What this task involves:
Please list all lines of the material below in which the string "ἄνθος" occurs.

Records shown:
=-=-=
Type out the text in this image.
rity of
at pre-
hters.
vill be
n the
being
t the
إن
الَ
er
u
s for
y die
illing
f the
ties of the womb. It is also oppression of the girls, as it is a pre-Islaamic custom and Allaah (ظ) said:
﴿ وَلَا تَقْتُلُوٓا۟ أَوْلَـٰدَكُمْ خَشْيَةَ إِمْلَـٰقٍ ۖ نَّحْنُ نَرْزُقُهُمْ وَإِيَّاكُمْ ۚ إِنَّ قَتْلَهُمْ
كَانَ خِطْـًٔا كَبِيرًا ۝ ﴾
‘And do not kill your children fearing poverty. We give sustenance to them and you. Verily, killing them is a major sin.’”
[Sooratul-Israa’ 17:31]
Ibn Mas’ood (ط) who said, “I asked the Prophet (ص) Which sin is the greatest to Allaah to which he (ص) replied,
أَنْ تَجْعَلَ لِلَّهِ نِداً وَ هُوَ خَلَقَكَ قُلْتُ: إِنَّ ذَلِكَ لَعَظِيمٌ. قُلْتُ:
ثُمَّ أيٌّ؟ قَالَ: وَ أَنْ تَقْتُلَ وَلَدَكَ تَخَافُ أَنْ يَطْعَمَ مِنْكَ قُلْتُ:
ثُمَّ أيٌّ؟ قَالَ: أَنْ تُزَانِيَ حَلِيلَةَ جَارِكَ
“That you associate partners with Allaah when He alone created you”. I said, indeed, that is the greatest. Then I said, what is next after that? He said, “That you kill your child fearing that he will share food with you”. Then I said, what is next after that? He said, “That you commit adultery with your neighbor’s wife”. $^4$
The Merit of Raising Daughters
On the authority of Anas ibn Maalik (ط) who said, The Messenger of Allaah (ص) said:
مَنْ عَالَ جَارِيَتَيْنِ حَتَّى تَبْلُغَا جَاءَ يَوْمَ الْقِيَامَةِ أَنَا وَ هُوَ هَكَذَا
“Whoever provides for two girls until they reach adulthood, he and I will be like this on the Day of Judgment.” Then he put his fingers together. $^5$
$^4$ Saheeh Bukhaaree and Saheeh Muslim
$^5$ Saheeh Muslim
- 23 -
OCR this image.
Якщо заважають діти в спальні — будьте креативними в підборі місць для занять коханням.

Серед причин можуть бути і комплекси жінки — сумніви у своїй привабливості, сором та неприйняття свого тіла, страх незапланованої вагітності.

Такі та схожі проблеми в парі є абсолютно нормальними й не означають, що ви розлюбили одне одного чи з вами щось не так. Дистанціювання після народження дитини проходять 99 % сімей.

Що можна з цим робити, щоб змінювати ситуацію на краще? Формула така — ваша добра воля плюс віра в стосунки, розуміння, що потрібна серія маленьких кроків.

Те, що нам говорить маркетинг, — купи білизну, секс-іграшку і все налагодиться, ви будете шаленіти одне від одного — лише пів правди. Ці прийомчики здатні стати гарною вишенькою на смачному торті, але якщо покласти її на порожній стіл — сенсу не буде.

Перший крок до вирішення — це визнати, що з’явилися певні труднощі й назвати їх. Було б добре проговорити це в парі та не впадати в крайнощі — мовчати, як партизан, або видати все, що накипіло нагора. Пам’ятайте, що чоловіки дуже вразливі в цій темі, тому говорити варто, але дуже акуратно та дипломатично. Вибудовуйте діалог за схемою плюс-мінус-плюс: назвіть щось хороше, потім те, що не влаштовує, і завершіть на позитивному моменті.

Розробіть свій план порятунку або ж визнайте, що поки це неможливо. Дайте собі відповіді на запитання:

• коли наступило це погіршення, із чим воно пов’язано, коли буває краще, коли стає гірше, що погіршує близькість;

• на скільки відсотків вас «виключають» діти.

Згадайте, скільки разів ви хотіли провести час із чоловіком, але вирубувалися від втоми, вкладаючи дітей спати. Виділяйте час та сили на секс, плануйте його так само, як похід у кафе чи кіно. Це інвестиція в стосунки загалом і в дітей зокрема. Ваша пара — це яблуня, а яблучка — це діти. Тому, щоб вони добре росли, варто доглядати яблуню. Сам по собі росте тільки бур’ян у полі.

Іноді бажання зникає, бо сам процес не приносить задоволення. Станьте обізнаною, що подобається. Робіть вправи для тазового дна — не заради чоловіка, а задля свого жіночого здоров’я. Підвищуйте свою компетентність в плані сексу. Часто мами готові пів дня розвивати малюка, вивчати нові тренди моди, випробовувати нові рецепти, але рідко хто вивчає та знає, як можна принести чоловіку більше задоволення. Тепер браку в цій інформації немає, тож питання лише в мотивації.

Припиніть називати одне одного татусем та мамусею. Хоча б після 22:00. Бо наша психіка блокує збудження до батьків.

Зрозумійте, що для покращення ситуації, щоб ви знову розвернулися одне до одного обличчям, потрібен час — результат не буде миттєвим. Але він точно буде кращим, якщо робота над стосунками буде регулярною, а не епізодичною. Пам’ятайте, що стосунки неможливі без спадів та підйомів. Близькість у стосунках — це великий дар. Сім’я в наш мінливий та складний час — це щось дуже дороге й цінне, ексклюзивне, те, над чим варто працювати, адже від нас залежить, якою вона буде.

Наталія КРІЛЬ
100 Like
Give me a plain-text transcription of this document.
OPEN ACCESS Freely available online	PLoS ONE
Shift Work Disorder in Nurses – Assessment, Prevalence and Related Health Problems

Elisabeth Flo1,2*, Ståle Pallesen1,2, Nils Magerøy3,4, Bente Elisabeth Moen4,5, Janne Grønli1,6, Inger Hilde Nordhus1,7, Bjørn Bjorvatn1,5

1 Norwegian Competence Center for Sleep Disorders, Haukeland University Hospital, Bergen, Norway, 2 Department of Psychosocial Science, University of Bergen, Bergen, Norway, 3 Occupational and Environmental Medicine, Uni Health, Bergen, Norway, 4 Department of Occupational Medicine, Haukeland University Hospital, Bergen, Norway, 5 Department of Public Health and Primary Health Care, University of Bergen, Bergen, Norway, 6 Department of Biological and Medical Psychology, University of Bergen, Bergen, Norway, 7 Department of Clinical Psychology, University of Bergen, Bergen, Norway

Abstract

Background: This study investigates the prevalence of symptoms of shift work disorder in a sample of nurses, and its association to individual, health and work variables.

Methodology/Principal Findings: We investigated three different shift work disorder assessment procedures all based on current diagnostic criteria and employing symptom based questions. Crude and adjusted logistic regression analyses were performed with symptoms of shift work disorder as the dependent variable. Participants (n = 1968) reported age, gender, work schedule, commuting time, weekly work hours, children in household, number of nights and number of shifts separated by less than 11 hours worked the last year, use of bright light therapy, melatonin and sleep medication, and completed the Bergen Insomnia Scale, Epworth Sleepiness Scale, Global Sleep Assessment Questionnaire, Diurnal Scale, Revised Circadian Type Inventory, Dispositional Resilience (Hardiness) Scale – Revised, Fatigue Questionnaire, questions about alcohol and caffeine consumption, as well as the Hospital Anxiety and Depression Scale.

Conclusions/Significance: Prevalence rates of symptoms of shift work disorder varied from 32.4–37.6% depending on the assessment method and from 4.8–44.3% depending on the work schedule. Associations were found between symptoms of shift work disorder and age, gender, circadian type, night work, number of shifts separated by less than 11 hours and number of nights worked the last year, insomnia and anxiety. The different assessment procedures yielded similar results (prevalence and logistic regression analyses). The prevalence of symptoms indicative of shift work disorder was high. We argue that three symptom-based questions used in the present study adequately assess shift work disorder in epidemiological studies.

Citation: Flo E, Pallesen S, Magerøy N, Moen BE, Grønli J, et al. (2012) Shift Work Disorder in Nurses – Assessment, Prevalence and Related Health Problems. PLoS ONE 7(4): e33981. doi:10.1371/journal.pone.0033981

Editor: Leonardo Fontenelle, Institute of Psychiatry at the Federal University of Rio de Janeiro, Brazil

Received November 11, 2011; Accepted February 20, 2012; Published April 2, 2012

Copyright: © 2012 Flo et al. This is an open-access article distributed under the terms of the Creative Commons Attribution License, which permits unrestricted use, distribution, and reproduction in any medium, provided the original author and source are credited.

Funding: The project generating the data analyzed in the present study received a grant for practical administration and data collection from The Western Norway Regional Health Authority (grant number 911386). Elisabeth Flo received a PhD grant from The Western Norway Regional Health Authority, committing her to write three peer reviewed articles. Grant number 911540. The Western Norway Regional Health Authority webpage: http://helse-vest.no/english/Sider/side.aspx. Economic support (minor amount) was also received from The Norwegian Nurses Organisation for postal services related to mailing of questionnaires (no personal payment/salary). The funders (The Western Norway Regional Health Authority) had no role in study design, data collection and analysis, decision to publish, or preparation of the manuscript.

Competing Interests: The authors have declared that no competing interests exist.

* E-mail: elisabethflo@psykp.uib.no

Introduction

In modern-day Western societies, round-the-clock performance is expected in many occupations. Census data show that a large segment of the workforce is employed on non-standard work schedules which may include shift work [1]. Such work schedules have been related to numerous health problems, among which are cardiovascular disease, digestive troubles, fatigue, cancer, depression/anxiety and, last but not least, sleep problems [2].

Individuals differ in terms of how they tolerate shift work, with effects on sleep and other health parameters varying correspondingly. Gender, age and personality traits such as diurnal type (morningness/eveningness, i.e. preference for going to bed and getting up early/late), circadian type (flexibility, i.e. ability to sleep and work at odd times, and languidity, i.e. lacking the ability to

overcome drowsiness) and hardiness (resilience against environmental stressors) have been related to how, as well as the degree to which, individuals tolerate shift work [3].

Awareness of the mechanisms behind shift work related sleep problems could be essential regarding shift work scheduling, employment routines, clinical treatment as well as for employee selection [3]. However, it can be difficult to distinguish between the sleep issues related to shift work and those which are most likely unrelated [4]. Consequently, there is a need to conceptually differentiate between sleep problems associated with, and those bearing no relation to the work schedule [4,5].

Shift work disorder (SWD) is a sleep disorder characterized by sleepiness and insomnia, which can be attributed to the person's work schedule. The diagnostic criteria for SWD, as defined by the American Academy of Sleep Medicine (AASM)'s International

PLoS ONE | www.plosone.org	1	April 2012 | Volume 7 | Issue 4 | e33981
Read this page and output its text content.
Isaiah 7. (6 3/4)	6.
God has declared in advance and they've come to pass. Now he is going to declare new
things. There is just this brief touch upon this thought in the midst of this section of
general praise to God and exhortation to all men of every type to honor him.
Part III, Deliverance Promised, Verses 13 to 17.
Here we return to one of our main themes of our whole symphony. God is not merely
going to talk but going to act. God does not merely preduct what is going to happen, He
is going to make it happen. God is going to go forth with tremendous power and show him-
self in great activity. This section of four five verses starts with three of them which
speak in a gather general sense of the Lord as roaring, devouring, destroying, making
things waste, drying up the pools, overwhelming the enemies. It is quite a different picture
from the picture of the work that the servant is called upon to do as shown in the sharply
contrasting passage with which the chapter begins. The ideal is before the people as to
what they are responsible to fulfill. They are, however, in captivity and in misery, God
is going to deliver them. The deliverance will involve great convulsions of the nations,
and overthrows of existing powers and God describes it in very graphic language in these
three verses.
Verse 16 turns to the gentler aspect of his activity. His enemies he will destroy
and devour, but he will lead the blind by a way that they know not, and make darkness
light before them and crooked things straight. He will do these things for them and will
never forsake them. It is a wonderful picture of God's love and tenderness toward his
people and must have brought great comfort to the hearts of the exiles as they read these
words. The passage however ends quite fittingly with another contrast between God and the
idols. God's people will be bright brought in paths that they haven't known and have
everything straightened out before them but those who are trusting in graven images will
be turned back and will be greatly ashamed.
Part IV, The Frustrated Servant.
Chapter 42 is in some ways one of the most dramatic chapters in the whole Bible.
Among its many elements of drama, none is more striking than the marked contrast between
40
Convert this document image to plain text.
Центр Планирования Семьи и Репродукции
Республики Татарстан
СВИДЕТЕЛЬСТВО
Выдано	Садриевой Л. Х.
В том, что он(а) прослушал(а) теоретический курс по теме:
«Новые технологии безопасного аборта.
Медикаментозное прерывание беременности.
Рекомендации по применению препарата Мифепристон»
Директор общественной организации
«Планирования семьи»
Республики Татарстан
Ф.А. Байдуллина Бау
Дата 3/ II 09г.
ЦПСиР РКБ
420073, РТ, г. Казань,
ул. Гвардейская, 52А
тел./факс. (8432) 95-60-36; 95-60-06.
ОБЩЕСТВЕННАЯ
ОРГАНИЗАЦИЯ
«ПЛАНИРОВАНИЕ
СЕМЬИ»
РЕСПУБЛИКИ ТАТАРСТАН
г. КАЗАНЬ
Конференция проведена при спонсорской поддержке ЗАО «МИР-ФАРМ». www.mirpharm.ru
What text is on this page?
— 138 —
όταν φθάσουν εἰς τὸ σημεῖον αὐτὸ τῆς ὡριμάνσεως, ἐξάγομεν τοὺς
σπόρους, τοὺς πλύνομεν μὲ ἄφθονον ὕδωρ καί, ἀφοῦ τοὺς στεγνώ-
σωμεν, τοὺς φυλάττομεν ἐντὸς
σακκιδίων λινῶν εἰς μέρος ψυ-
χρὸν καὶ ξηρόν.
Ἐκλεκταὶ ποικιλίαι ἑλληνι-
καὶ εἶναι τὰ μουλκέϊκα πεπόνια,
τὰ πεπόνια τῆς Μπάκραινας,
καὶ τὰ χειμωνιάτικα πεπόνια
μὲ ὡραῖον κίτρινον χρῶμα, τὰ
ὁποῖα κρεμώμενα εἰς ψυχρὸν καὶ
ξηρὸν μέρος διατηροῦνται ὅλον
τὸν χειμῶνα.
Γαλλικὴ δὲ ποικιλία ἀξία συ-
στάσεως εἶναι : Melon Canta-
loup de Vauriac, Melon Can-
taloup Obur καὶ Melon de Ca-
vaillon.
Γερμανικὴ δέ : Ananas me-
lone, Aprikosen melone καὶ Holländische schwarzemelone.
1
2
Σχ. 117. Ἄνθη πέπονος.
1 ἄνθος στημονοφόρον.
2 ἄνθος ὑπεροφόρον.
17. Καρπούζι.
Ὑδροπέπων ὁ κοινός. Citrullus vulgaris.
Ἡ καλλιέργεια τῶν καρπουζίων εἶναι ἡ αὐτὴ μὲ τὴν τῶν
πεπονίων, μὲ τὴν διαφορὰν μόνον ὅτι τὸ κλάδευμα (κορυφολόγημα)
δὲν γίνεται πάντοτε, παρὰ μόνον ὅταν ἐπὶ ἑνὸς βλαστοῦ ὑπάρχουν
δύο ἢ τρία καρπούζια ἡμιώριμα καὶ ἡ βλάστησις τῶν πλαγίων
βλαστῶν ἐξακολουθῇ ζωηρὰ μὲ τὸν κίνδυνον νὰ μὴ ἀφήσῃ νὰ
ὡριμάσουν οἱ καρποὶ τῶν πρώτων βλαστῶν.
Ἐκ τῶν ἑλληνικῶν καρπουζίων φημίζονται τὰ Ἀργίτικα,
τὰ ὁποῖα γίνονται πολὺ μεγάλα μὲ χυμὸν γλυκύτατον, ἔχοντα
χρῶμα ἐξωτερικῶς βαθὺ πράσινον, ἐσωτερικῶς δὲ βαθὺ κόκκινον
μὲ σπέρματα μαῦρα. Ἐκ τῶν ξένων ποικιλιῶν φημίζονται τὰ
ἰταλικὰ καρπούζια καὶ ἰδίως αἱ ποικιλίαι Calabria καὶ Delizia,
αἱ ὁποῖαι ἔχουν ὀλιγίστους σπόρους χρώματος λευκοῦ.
=-=-=
Solution to this exercise:
1 ἄνθος στημονοφόρον.
2 ἄνθος ὑπεροφόρον.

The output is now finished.